Return each line of the records with nothing changed, pictures excepted.

*EXERCISE INPUTS*.

****************

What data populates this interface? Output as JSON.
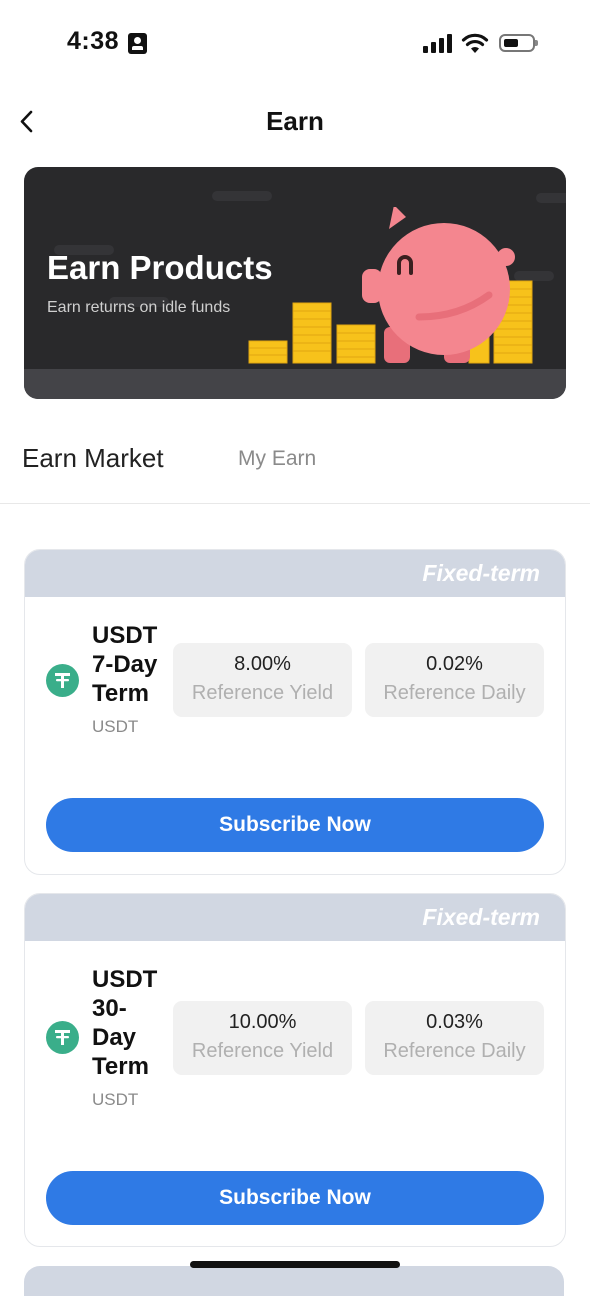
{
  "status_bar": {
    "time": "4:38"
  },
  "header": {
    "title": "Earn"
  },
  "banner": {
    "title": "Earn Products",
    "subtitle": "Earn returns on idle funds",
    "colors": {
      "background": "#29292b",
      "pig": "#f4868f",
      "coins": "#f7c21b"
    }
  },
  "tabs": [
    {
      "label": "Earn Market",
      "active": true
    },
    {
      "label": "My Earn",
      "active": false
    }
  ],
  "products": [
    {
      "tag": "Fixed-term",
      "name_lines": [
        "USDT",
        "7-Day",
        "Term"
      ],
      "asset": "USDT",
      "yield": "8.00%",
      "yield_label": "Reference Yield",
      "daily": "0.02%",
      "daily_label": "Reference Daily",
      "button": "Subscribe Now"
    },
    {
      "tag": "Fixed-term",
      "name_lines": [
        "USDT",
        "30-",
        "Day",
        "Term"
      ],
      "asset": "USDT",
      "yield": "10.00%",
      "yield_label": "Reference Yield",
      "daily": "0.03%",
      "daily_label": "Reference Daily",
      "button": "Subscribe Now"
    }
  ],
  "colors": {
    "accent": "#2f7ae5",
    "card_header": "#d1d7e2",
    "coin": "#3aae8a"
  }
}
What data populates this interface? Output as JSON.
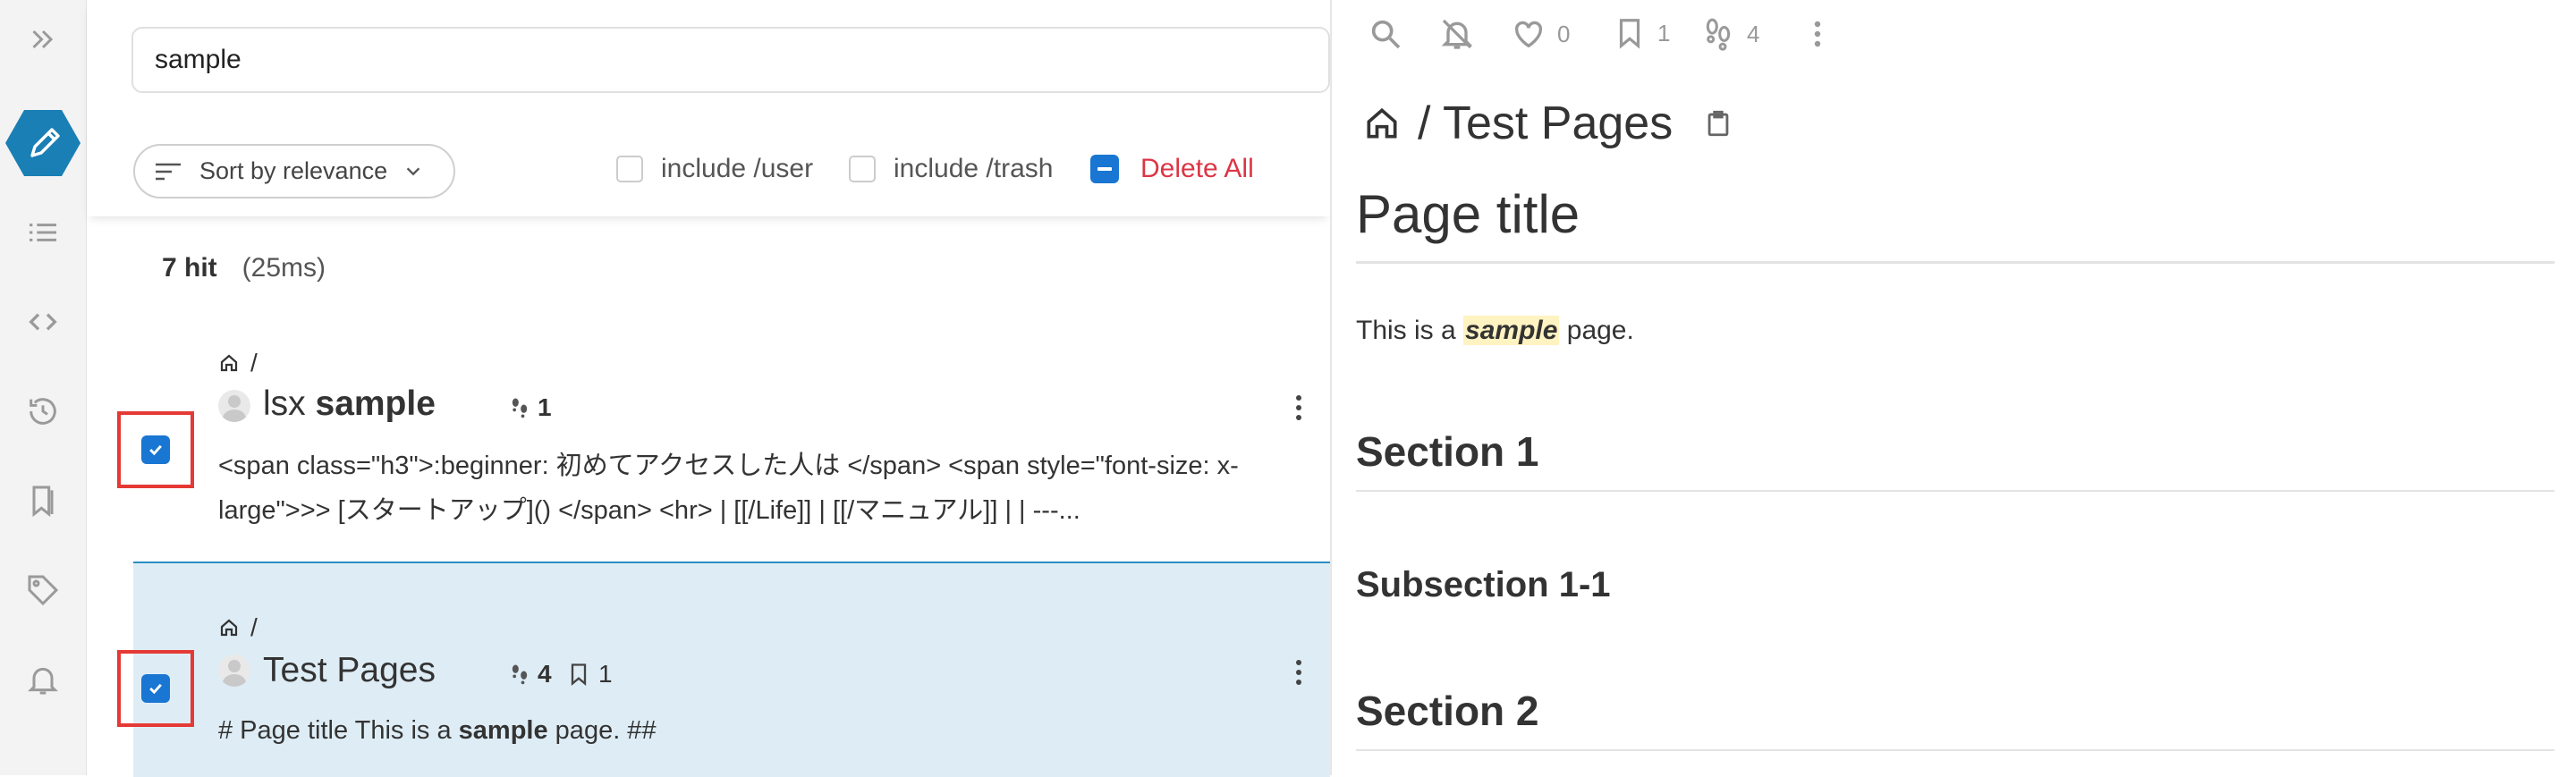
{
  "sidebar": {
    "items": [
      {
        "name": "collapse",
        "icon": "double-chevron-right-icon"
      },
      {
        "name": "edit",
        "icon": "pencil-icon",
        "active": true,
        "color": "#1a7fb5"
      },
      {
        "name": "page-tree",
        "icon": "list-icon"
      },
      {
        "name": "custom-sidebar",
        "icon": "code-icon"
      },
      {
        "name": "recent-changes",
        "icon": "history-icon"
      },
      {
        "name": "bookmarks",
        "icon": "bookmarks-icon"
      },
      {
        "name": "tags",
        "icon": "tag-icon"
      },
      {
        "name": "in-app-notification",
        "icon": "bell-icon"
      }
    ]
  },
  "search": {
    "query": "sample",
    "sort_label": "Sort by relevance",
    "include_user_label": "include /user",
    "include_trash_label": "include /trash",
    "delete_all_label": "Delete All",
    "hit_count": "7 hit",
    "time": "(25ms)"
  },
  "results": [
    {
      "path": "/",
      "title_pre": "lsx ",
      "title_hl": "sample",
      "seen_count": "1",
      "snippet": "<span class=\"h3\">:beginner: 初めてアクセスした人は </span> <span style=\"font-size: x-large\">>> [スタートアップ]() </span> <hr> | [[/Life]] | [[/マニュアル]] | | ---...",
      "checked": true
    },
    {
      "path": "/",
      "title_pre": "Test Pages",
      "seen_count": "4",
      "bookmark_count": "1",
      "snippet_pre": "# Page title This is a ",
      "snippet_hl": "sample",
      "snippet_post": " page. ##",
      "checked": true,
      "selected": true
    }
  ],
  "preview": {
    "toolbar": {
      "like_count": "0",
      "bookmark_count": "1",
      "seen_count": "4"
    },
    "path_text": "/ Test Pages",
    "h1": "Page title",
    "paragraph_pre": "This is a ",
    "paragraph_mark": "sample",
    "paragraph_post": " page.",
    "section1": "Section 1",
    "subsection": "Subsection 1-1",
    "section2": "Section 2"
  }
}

****************

*PROBLEM SOLUTION*.
What data populates this interface? Output as JSON.
{
  "status_bar": {
    "time": "4:38"
  },
  "header": {
    "title": "Earn"
  },
  "banner": {
    "title": "Earn Products",
    "subtitle": "Earn returns on idle funds",
    "colors": {
      "background": "#29292b",
      "pig": "#f4868f",
      "coins": "#f7c21b"
    }
  },
  "tabs": [
    {
      "label": "Earn Market",
      "active": true
    },
    {
      "label": "My Earn",
      "active": false
    }
  ],
  "products": [
    {
      "tag": "Fixed-term",
      "name_lines": [
        "USDT",
        "7-Day",
        "Term"
      ],
      "asset": "USDT",
      "yield": "8.00%",
      "yield_label": "Reference Yield",
      "daily": "0.02%",
      "daily_label": "Reference Daily",
      "button": "Subscribe Now"
    },
    {
      "tag": "Fixed-term",
      "name_lines": [
        "USDT",
        "30-",
        "Day",
        "Term"
      ],
      "asset": "USDT",
      "yield": "10.00%",
      "yield_label": "Reference Yield",
      "daily": "0.03%",
      "daily_label": "Reference Daily",
      "button": "Subscribe Now"
    }
  ],
  "colors": {
    "accent": "#2f7ae5",
    "card_header": "#d1d7e2",
    "coin": "#3aae8a"
  }
}
What data populates this interface? Output as JSON.
{
  "sidebar": {
    "items": [
      {
        "name": "collapse",
        "icon": "double-chevron-right-icon"
      },
      {
        "name": "edit",
        "icon": "pencil-icon",
        "active": true,
        "color": "#1a7fb5"
      },
      {
        "name": "page-tree",
        "icon": "list-icon"
      },
      {
        "name": "custom-sidebar",
        "icon": "code-icon"
      },
      {
        "name": "recent-changes",
        "icon": "history-icon"
      },
      {
        "name": "bookmarks",
        "icon": "bookmarks-icon"
      },
      {
        "name": "tags",
        "icon": "tag-icon"
      },
      {
        "name": "in-app-notification",
        "icon": "bell-icon"
      }
    ]
  },
  "search": {
    "query": "sample",
    "sort_label": "Sort by relevance",
    "include_user_label": "include /user",
    "include_trash_label": "include /trash",
    "delete_all_label": "Delete All",
    "hit_count": "7 hit",
    "time": "(25ms)"
  },
  "results": [
    {
      "path": "/",
      "title_pre": "lsx ",
      "title_hl": "sample",
      "seen_count": "1",
      "snippet": "<span class=\"h3\">:beginner: 初めてアクセスした人は </span> <span style=\"font-size: x-large\">>> [スタートアップ]() </span> <hr> | [[/Life]] | [[/マニュアル]] | | ---...",
      "checked": true
    },
    {
      "path": "/",
      "title_pre": "Test Pages",
      "seen_count": "4",
      "bookmark_count": "1",
      "snippet_pre": "# Page title This is a ",
      "snippet_hl": "sample",
      "snippet_post": " page. ##",
      "checked": true,
      "selected": true
    }
  ],
  "preview": {
    "toolbar": {
      "like_count": "0",
      "bookmark_count": "1",
      "seen_count": "4"
    },
    "path_text": "/ Test Pages",
    "h1": "Page title",
    "paragraph_pre": "This is a ",
    "paragraph_mark": "sample",
    "paragraph_post": " page.",
    "section1": "Section 1",
    "subsection": "Subsection 1-1",
    "section2": "Section 2"
  }
}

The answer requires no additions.